Problem to solve
Restate each of the lines below word for word and drop every picture.

Supplied information
● ● ●

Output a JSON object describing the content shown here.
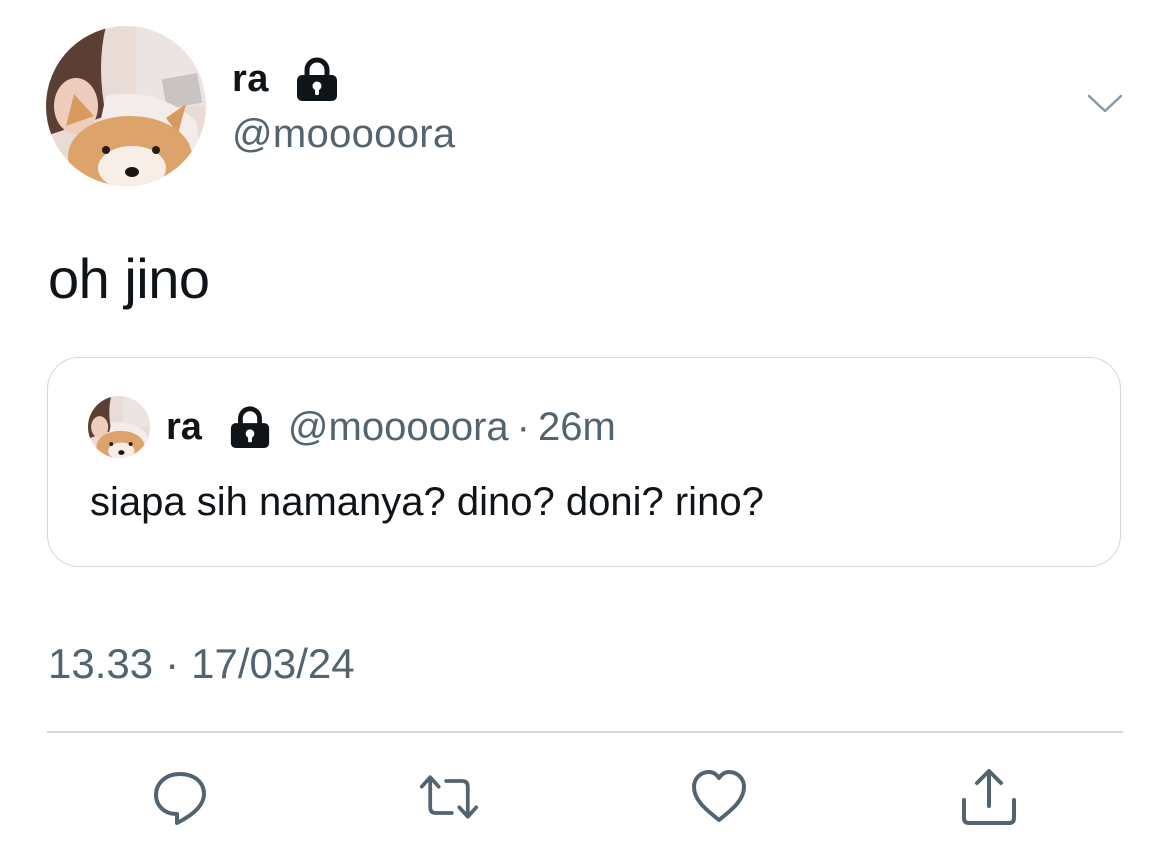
{
  "tweet": {
    "author": {
      "name": "ra",
      "handle": "@mooooora",
      "avatar": "avatar-girl-with-shiba-dog",
      "protected_icon": "lock-icon"
    },
    "text": "oh jino",
    "menu_icon": "chevron-down-icon",
    "quote": {
      "author_name": "ra",
      "author_handle": "@mooooora",
      "separator": "·",
      "time": "26m",
      "text": "siapa sih namanya? dino? doni? rino?"
    },
    "timestamp": {
      "time": "13.33",
      "separator": "·",
      "date": "17/03/24"
    },
    "actions": [
      {
        "name": "reply",
        "icon": "reply-icon"
      },
      {
        "name": "retweet",
        "icon": "retweet-icon"
      },
      {
        "name": "like",
        "icon": "heart-icon"
      },
      {
        "name": "share",
        "icon": "share-icon"
      }
    ]
  },
  "colors": {
    "text": "#0f1419",
    "secondary": "#536471",
    "border": "#cfd9de",
    "icon": "#536471"
  }
}
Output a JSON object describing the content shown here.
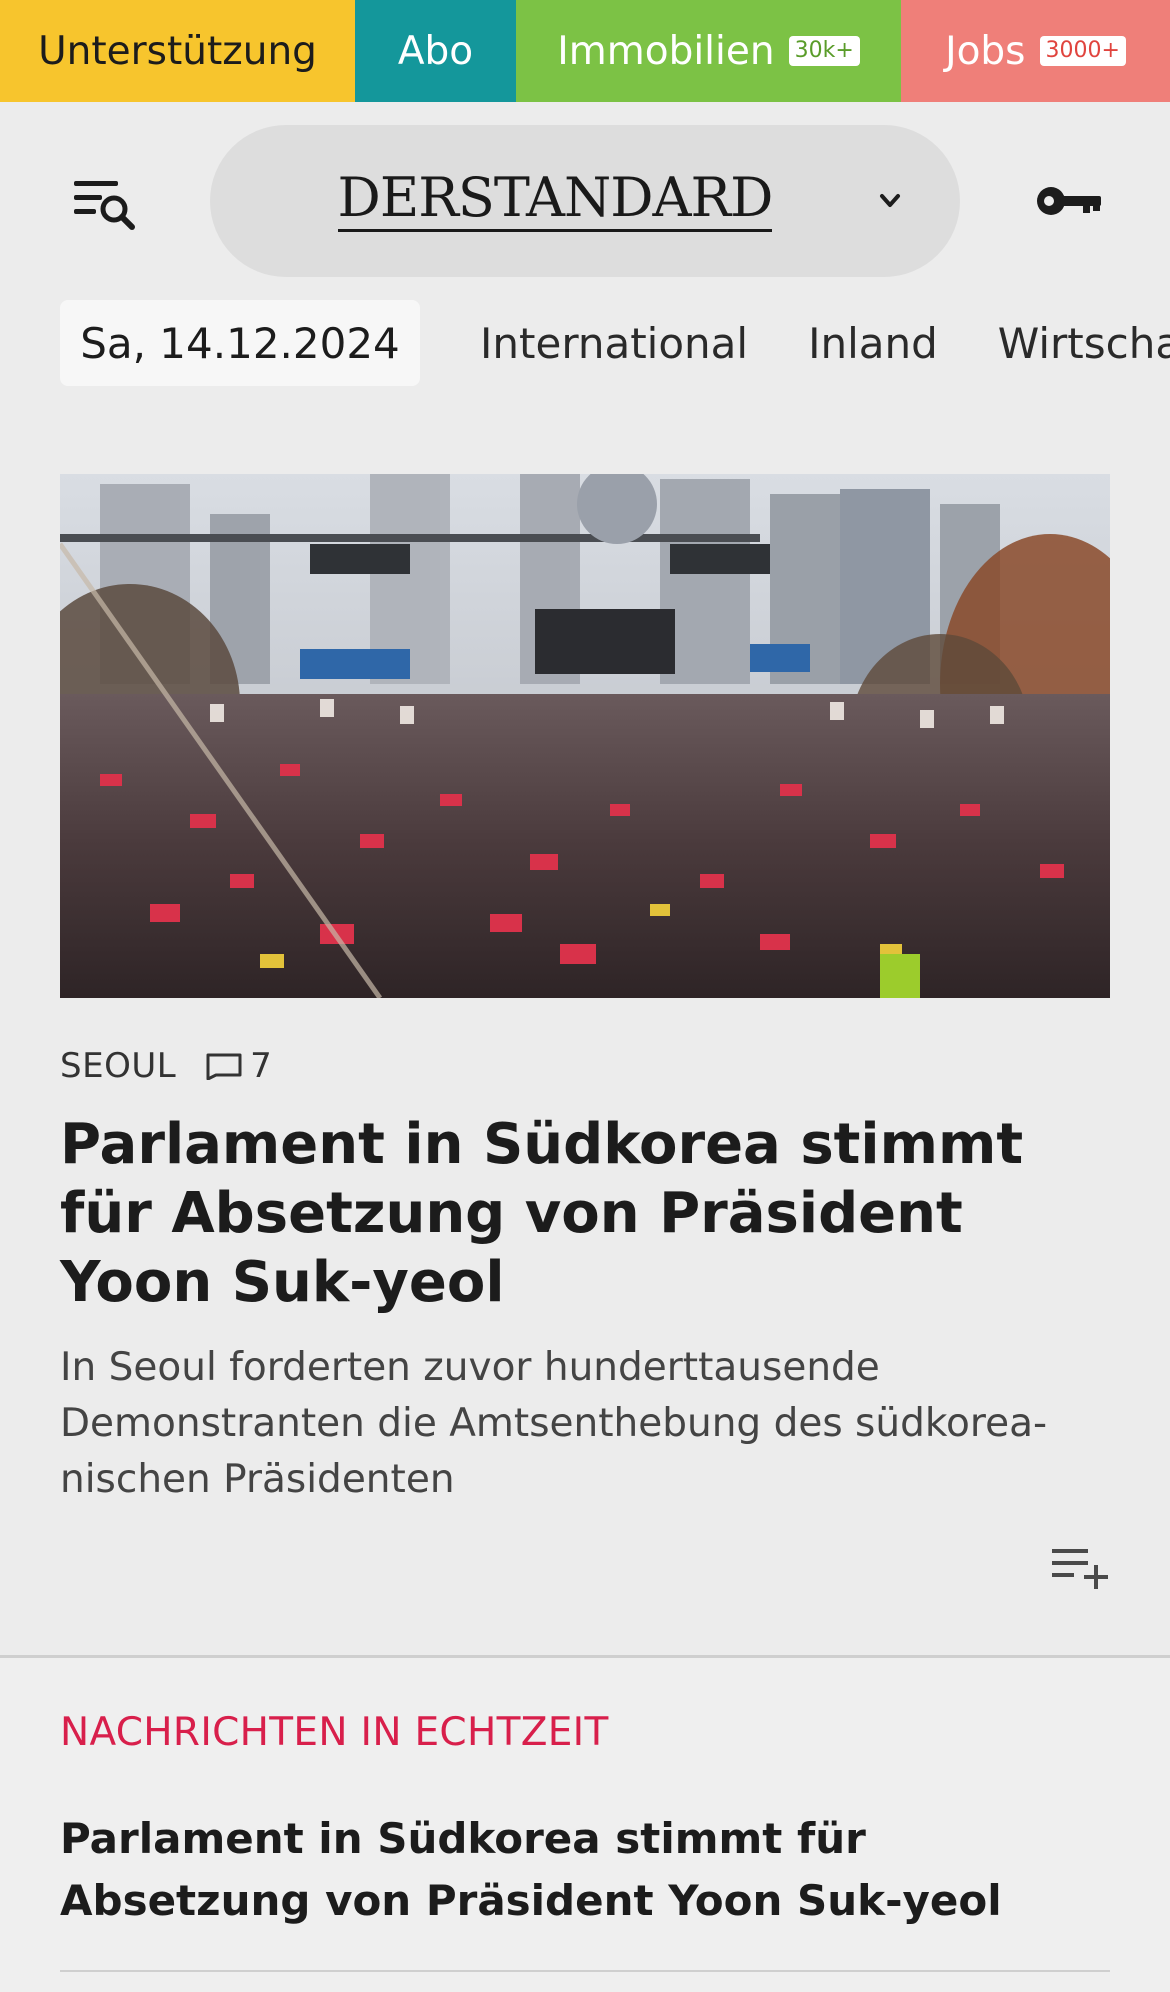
{
  "topbar": {
    "support_label": "Unterstützung",
    "abo_label": "Abo",
    "realestate_label": "Immobilien",
    "realestate_badge": "30k+",
    "jobs_label": "Jobs",
    "jobs_badge": "3000+"
  },
  "header": {
    "logo_text": "DERSTANDARD",
    "icons": [
      "menu-search-icon",
      "chevron-down-icon",
      "key-icon"
    ]
  },
  "navigation": {
    "date": "Sa, 14.12.2024",
    "items": [
      "International",
      "Inland",
      "Wirtscha"
    ]
  },
  "article": {
    "kicker": "SEOUL",
    "comment_count": "7",
    "headline": "Parlament in Südkorea stimmt für Absetzung von Präsident Yoon Suk-yeol",
    "teaser": "In Seoul forderten zuvor hunderttausende Demonstranten die Amtsenthebung des südkorea­nischen Präsidenten"
  },
  "live": {
    "label": "NACHRICHTEN IN ECHTZEIT",
    "headline": "Parlament in Südkorea stimmt für Absetzung von Präsident Yoon Suk-yeol"
  },
  "colors": {
    "support": "#f7c52d",
    "abo": "#14979b",
    "realestate": "#7cc245",
    "jobs": "#ef7f79",
    "live_accent": "#d81f4b",
    "background": "#ececec"
  }
}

● ● ●

Answer to the task
Output a JSON object describing the content shown here.
{
  "tweet": {
    "author": {
      "name": "ra",
      "handle": "@mooooora",
      "avatar": "avatar-girl-with-shiba-dog",
      "protected_icon": "lock-icon"
    },
    "text": "oh jino",
    "menu_icon": "chevron-down-icon",
    "quote": {
      "author_name": "ra",
      "author_handle": "@mooooora",
      "separator": "·",
      "time": "26m",
      "text": "siapa sih namanya? dino? doni? rino?"
    },
    "timestamp": {
      "time": "13.33",
      "separator": "·",
      "date": "17/03/24"
    },
    "actions": [
      {
        "name": "reply",
        "icon": "reply-icon"
      },
      {
        "name": "retweet",
        "icon": "retweet-icon"
      },
      {
        "name": "like",
        "icon": "heart-icon"
      },
      {
        "name": "share",
        "icon": "share-icon"
      }
    ]
  },
  "colors": {
    "text": "#0f1419",
    "secondary": "#536471",
    "border": "#cfd9de",
    "icon": "#536471"
  }
}
Output a JSON object describing the content shown here.
{
  "topbar": {
    "support_label": "Unterstützung",
    "abo_label": "Abo",
    "realestate_label": "Immobilien",
    "realestate_badge": "30k+",
    "jobs_label": "Jobs",
    "jobs_badge": "3000+"
  },
  "header": {
    "logo_text": "DERSTANDARD",
    "icons": [
      "menu-search-icon",
      "chevron-down-icon",
      "key-icon"
    ]
  },
  "navigation": {
    "date": "Sa, 14.12.2024",
    "items": [
      "International",
      "Inland",
      "Wirtscha"
    ]
  },
  "article": {
    "kicker": "SEOUL",
    "comment_count": "7",
    "headline": "Parlament in Südkorea stimmt für Absetzung von Präsident Yoon Suk-yeol",
    "teaser": "In Seoul forderten zuvor hunderttausende Demonstranten die Amtsenthebung des südkorea­nischen Präsidenten"
  },
  "live": {
    "label": "NACHRICHTEN IN ECHTZEIT",
    "headline": "Parlament in Südkorea stimmt für Absetzung von Präsident Yoon Suk-yeol"
  },
  "colors": {
    "support": "#f7c52d",
    "abo": "#14979b",
    "realestate": "#7cc245",
    "jobs": "#ef7f79",
    "live_accent": "#d81f4b",
    "background": "#ececec"
  }
}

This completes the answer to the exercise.